Description of the task:
Pick out every line with the word "Pero" and copy it.

(Data items)
━━━━━━━━━━━━━━━━━━━━

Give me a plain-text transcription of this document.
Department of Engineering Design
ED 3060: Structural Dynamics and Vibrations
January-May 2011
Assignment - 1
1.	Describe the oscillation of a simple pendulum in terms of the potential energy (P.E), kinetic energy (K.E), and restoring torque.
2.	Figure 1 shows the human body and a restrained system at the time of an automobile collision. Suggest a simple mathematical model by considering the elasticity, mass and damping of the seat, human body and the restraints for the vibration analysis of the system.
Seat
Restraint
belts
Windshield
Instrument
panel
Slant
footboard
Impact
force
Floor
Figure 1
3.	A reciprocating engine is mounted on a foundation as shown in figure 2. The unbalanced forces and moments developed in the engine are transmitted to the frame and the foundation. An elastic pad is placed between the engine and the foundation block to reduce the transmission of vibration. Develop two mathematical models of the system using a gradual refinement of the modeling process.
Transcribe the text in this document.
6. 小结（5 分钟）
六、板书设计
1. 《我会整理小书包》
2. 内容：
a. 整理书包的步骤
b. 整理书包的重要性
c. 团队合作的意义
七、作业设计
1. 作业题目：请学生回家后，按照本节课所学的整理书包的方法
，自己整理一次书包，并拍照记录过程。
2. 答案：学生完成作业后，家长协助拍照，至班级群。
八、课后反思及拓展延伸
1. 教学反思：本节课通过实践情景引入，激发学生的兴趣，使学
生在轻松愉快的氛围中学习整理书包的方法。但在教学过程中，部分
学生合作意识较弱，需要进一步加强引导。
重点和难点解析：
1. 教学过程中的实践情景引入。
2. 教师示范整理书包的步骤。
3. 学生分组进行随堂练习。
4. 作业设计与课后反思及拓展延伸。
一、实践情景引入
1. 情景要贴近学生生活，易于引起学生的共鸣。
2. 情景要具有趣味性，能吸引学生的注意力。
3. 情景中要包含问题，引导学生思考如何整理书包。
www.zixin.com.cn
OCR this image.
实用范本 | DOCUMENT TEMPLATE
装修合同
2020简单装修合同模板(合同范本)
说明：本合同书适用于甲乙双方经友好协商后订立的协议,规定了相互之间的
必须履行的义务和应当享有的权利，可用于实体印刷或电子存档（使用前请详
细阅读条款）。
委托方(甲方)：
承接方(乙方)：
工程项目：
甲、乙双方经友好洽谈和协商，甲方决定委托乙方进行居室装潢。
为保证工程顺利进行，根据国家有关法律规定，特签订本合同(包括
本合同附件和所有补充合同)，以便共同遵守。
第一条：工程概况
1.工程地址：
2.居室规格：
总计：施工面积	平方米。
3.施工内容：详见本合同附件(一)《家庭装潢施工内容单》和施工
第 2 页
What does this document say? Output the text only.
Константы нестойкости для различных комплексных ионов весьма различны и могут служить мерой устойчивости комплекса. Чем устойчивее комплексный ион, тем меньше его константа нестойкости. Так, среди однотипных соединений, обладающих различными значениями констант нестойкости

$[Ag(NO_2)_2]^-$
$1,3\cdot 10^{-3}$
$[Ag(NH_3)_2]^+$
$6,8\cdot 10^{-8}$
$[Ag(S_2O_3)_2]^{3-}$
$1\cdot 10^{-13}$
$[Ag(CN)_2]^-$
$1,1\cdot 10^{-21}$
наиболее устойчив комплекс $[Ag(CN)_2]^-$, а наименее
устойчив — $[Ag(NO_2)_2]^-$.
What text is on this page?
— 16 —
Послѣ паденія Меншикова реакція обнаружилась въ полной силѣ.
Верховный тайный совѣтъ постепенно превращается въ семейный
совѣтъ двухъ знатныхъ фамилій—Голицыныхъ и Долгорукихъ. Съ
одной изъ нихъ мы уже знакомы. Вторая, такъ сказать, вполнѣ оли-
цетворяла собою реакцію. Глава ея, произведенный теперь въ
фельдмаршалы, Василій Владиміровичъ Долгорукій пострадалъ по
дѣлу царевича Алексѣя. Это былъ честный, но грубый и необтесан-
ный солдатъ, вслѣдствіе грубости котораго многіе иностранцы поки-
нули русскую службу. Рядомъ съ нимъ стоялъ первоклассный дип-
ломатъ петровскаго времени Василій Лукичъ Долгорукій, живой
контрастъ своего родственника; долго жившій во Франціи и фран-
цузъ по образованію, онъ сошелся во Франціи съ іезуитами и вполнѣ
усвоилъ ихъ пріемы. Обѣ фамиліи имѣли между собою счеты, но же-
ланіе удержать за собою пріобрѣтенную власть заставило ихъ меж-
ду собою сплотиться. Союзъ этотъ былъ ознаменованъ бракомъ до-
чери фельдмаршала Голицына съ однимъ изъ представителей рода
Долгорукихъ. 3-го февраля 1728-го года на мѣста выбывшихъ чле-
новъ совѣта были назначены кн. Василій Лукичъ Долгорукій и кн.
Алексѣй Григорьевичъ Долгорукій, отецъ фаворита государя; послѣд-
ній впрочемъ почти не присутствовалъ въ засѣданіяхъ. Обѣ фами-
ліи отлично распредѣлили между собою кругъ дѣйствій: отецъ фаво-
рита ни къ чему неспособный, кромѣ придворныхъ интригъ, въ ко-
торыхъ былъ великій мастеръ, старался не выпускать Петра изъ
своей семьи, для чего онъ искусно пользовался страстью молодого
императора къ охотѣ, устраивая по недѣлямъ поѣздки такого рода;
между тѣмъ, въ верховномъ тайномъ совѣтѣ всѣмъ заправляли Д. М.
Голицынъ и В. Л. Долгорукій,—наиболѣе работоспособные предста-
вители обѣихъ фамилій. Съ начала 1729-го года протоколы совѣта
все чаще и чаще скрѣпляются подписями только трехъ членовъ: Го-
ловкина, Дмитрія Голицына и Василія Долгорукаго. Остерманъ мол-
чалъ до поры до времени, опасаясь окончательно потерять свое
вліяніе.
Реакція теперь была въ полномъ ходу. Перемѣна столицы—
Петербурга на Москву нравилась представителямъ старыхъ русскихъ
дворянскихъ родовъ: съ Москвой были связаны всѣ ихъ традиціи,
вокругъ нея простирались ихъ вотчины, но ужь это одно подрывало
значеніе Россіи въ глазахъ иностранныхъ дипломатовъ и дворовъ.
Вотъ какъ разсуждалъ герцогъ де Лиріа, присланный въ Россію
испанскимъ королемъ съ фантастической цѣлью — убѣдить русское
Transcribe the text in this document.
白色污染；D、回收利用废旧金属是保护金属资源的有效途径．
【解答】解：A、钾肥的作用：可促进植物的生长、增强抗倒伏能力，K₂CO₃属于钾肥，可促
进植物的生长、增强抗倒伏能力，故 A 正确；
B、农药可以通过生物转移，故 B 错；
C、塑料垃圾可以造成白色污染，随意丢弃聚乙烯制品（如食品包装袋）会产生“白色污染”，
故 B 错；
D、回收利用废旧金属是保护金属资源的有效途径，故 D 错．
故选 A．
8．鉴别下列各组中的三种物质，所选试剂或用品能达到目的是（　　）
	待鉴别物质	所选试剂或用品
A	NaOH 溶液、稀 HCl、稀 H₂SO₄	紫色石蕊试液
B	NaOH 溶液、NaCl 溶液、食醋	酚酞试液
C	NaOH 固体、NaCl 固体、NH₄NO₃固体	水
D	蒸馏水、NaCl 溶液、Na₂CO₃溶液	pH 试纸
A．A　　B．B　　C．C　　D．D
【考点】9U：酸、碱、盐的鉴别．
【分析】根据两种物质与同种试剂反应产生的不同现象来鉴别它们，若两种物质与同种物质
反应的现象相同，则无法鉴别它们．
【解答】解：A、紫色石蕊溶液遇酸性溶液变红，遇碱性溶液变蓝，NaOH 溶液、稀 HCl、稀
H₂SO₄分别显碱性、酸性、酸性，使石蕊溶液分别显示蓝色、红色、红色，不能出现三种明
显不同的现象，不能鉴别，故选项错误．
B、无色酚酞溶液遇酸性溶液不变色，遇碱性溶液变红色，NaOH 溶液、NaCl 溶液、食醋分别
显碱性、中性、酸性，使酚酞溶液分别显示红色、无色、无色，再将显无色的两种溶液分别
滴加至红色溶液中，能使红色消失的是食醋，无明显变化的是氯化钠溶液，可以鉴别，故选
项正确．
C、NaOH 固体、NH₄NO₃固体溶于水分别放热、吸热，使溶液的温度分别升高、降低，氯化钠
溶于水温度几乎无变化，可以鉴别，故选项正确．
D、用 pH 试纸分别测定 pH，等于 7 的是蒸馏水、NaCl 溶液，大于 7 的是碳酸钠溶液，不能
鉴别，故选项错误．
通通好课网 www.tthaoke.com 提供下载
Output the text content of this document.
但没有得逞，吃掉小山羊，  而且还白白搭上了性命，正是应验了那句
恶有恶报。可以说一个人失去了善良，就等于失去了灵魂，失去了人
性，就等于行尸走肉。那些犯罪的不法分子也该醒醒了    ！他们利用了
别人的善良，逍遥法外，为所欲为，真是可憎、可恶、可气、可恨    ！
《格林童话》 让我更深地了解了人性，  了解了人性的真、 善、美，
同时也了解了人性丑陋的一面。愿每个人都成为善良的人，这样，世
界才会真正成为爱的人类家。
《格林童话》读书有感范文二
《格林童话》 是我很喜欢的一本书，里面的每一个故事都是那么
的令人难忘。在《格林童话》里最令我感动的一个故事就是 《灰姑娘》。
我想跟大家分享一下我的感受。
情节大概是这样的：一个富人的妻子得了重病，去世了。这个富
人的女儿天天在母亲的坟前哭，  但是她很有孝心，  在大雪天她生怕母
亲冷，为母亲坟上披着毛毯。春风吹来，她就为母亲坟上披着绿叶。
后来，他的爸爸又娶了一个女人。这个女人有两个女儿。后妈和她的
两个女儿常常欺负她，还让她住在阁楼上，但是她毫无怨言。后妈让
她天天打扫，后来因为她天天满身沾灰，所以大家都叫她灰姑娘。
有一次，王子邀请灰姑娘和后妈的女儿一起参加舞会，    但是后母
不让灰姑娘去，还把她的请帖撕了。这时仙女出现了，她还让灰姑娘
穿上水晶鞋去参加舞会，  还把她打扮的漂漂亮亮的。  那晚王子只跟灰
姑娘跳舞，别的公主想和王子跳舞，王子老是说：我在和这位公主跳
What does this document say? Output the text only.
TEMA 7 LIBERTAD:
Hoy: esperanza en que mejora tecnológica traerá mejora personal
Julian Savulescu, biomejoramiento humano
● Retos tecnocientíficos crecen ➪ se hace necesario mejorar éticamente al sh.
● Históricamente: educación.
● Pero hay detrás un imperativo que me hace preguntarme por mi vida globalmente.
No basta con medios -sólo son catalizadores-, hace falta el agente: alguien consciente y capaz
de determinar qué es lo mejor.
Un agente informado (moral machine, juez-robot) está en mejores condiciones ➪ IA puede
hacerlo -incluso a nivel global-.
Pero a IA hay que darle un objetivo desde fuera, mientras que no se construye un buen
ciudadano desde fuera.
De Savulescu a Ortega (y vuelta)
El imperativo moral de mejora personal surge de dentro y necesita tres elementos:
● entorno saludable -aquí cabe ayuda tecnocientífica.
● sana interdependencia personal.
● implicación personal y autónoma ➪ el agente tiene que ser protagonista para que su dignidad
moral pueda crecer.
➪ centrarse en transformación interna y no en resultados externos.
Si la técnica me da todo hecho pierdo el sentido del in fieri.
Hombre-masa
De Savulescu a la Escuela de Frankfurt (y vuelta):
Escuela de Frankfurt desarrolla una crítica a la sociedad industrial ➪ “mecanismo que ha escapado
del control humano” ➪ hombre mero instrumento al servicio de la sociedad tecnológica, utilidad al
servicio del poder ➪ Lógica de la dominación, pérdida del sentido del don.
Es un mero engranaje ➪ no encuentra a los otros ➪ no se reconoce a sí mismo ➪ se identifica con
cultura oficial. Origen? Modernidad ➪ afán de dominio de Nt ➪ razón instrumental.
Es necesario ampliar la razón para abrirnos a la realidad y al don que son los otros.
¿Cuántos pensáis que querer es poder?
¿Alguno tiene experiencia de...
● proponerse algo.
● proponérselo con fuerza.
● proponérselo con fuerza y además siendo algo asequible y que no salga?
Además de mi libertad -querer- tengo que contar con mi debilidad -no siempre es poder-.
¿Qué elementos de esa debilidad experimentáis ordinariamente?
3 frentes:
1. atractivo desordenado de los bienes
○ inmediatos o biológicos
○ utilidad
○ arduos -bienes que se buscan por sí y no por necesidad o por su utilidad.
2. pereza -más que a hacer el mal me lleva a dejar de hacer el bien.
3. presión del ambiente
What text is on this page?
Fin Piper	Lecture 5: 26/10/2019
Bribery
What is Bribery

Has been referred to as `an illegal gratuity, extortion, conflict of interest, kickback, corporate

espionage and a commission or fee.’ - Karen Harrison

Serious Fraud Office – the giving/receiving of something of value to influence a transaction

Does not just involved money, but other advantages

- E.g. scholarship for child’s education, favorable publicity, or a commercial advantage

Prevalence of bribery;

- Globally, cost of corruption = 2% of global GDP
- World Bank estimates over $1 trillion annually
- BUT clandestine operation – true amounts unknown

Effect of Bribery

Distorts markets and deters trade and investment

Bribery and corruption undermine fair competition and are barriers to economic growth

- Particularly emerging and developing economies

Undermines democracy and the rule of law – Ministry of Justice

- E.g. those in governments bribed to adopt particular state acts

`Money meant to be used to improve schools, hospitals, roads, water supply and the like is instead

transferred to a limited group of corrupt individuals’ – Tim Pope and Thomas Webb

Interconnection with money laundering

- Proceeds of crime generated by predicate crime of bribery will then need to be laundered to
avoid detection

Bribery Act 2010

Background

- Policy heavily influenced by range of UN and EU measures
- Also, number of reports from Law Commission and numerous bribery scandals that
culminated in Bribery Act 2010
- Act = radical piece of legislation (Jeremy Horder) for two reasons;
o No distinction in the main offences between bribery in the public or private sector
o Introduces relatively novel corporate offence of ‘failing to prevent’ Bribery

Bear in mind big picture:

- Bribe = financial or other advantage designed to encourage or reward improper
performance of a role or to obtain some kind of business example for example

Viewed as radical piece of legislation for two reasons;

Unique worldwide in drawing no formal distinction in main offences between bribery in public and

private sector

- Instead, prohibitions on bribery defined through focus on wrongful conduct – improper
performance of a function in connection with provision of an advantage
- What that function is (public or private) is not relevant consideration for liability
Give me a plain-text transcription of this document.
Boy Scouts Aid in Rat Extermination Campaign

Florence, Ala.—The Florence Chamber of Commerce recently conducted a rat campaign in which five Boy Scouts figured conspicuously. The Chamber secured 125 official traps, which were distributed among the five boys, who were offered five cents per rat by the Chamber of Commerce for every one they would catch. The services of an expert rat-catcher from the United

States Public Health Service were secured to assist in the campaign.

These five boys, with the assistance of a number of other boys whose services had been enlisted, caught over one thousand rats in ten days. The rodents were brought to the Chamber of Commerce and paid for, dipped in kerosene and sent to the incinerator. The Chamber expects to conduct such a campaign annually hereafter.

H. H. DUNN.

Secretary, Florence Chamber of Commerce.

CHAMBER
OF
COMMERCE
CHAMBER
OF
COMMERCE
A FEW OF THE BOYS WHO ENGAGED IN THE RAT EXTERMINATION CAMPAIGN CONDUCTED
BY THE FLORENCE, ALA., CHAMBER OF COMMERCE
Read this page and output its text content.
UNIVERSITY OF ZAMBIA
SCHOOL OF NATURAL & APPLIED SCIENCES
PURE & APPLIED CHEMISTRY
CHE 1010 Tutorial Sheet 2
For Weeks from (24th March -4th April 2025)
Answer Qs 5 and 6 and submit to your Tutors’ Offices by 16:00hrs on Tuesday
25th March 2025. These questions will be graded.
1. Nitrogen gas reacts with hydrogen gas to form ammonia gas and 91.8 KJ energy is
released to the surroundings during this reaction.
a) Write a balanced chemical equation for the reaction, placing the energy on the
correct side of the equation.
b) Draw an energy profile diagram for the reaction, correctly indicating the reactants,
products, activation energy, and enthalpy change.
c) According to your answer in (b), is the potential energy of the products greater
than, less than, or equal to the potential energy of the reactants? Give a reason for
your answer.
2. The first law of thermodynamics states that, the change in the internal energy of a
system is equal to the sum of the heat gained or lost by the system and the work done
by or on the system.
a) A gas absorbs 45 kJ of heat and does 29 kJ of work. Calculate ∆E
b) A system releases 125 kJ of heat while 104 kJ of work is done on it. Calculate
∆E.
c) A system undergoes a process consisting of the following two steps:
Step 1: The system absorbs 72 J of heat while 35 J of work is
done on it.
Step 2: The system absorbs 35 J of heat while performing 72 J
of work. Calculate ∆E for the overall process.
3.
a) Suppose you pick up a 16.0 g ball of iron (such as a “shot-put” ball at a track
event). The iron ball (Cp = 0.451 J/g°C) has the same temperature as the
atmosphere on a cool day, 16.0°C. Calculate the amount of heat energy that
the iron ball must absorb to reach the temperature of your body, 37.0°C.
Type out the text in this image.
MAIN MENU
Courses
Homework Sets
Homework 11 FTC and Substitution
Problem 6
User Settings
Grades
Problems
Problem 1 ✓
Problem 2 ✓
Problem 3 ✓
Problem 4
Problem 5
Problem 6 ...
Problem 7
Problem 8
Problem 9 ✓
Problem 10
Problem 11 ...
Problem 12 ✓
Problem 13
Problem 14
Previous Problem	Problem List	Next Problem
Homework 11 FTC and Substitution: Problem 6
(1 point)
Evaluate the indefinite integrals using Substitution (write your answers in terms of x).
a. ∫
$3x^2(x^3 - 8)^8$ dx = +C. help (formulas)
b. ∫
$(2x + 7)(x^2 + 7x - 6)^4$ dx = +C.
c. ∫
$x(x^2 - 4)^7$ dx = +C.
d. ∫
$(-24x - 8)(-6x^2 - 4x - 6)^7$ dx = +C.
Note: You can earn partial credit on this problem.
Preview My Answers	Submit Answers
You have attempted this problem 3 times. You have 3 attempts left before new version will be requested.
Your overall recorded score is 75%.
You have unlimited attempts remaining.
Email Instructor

━━━━━━━━━━━━━━━━━━━━

Result below:
● Pero hay detrás un imperativo que me hace preguntarme por mi vida globalmente.
Pero a IA hay que darle un objetivo desde fuera, mientras que no se construye un buen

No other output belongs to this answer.